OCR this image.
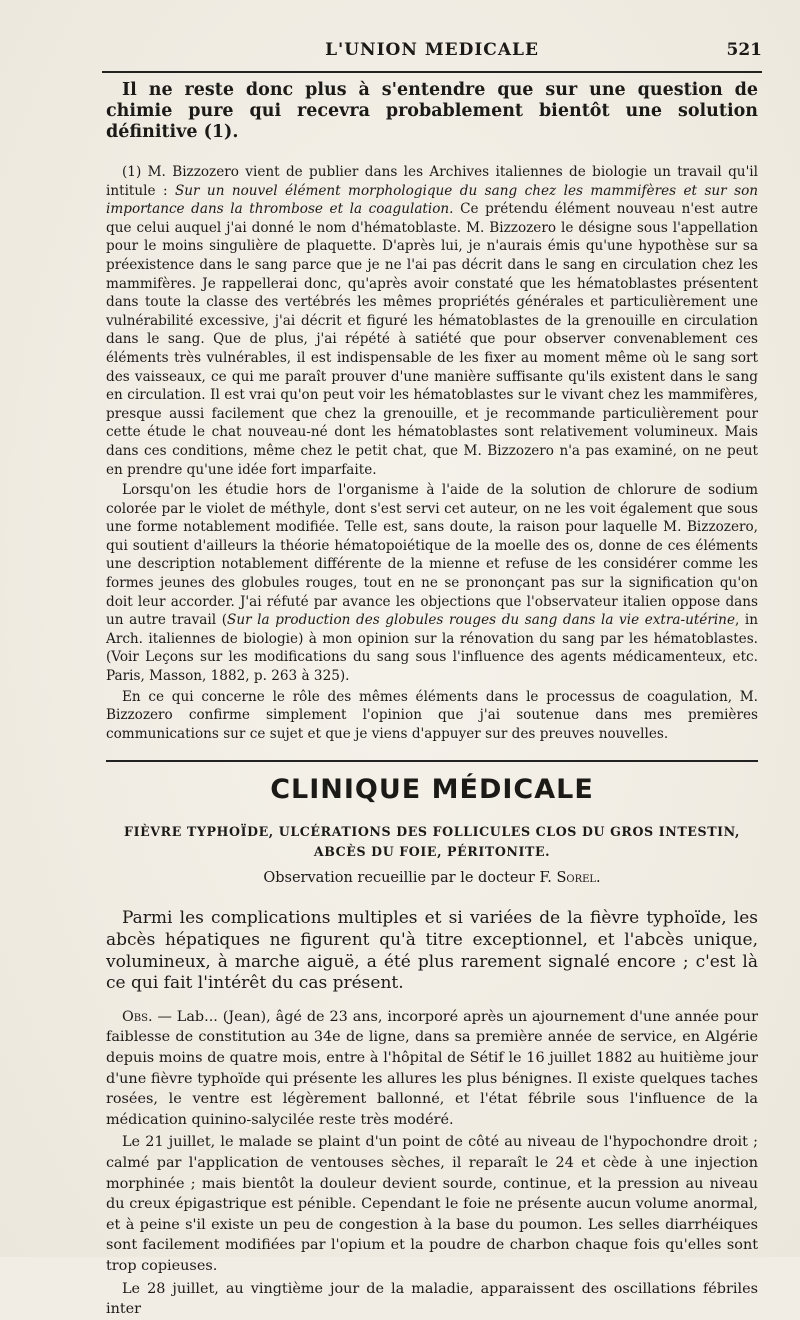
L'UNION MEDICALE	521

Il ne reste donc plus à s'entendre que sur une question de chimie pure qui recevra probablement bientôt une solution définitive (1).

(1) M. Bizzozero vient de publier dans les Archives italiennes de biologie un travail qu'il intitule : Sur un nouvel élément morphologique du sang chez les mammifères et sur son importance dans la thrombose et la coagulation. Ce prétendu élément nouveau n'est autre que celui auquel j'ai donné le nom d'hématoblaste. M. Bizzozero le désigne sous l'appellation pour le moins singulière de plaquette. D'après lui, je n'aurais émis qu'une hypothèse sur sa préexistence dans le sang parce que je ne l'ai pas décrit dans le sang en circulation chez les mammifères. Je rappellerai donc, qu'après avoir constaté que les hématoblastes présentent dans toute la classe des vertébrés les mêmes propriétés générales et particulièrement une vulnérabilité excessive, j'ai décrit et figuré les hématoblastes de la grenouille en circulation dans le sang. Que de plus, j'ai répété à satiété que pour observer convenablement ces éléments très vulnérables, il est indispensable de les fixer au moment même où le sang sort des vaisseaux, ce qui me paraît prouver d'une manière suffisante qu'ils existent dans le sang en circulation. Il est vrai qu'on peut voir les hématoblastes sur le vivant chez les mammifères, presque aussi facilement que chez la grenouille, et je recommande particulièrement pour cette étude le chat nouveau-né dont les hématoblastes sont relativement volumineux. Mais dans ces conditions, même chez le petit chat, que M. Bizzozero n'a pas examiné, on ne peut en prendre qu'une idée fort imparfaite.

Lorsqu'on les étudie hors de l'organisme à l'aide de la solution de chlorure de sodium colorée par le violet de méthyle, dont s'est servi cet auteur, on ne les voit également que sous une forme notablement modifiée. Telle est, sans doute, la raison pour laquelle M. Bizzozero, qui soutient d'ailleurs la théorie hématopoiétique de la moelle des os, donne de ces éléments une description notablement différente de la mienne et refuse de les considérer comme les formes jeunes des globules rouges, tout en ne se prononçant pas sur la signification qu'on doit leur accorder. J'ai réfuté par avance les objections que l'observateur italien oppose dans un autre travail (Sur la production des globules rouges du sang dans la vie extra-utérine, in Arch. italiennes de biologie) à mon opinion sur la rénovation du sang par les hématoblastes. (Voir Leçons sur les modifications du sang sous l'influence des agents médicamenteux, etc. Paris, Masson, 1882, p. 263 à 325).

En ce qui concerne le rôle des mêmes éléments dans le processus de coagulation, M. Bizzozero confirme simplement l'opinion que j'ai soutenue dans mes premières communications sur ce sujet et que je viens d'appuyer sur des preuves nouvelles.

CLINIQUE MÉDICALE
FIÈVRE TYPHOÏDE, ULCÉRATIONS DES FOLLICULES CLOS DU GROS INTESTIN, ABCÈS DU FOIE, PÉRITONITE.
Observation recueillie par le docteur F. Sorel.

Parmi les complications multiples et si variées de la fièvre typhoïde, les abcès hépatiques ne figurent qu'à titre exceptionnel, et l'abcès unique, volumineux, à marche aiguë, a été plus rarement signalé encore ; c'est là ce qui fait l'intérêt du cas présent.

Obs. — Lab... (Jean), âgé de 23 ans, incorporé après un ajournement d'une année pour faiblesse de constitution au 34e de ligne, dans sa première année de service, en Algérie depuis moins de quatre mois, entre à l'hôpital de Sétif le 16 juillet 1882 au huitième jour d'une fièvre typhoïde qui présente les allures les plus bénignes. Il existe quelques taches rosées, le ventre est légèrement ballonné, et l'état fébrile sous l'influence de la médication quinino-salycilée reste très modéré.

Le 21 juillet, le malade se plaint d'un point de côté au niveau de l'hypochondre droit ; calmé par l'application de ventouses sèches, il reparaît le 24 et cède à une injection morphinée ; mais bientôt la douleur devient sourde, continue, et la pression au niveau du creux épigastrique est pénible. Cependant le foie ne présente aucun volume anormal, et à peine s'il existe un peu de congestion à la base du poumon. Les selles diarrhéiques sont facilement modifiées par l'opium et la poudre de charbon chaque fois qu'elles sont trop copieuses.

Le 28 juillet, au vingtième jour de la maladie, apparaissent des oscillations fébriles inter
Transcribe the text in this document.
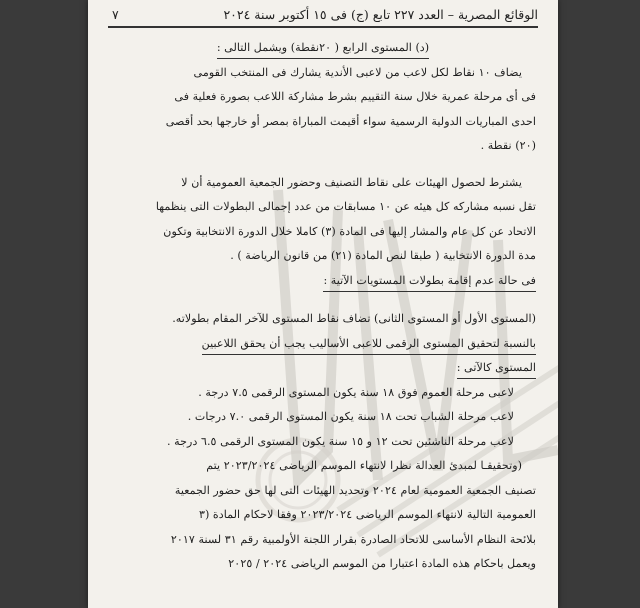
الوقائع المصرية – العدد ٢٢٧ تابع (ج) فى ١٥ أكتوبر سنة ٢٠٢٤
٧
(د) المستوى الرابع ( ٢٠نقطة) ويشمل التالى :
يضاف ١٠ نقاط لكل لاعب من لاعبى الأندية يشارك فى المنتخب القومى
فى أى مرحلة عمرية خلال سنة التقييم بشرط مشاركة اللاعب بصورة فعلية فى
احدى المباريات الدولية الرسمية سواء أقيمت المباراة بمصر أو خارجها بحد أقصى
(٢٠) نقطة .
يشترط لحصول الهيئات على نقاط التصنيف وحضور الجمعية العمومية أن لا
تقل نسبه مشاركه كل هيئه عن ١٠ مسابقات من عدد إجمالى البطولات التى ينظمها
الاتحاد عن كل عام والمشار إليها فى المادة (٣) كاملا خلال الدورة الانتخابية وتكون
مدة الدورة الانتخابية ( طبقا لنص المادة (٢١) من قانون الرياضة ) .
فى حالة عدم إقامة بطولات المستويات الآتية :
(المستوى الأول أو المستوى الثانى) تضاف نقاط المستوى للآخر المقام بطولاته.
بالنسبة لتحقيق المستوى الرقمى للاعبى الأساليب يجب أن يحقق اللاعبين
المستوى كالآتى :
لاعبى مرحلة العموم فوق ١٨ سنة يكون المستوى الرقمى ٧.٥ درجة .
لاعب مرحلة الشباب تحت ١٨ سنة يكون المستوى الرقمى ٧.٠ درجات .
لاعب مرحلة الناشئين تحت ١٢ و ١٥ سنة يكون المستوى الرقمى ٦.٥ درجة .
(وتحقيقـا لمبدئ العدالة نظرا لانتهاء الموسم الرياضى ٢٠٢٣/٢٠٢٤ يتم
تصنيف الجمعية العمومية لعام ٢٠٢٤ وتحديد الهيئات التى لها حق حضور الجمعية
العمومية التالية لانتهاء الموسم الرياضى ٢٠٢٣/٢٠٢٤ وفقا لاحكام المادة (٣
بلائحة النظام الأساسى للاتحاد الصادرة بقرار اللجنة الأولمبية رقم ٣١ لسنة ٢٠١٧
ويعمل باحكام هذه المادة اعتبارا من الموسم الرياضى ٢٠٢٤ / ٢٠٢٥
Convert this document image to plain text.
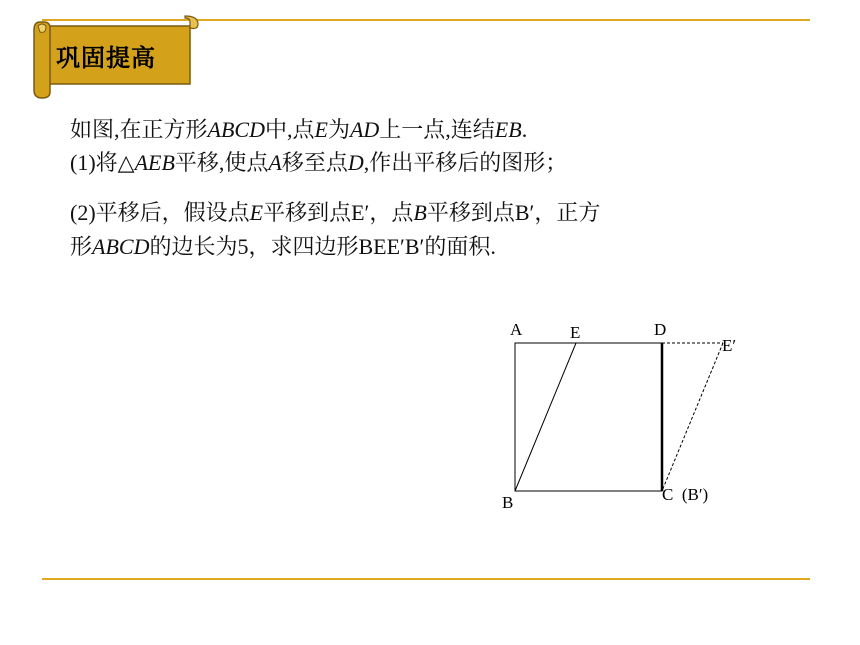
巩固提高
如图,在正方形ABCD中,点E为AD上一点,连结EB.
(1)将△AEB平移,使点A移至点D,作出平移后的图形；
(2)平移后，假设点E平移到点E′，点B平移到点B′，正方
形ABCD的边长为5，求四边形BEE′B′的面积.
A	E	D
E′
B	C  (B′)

★ ★ ★ ★ ★

Copy each line of the listing in which the word "العمومية" can be found.

يشترط لحصول الهيئات على نقاط التصنيف وحضور الجمعية العمومية أن لا
تصنيف الجمعية العمومية لعام ٢٠٢٤ وتحديد الهيئات التى لها حق حضور الجمعية
العمومية التالية لانتهاء الموسم الرياضى ٢٠٢٣/٢٠٢٤ وفقا لاحكام المادة (٣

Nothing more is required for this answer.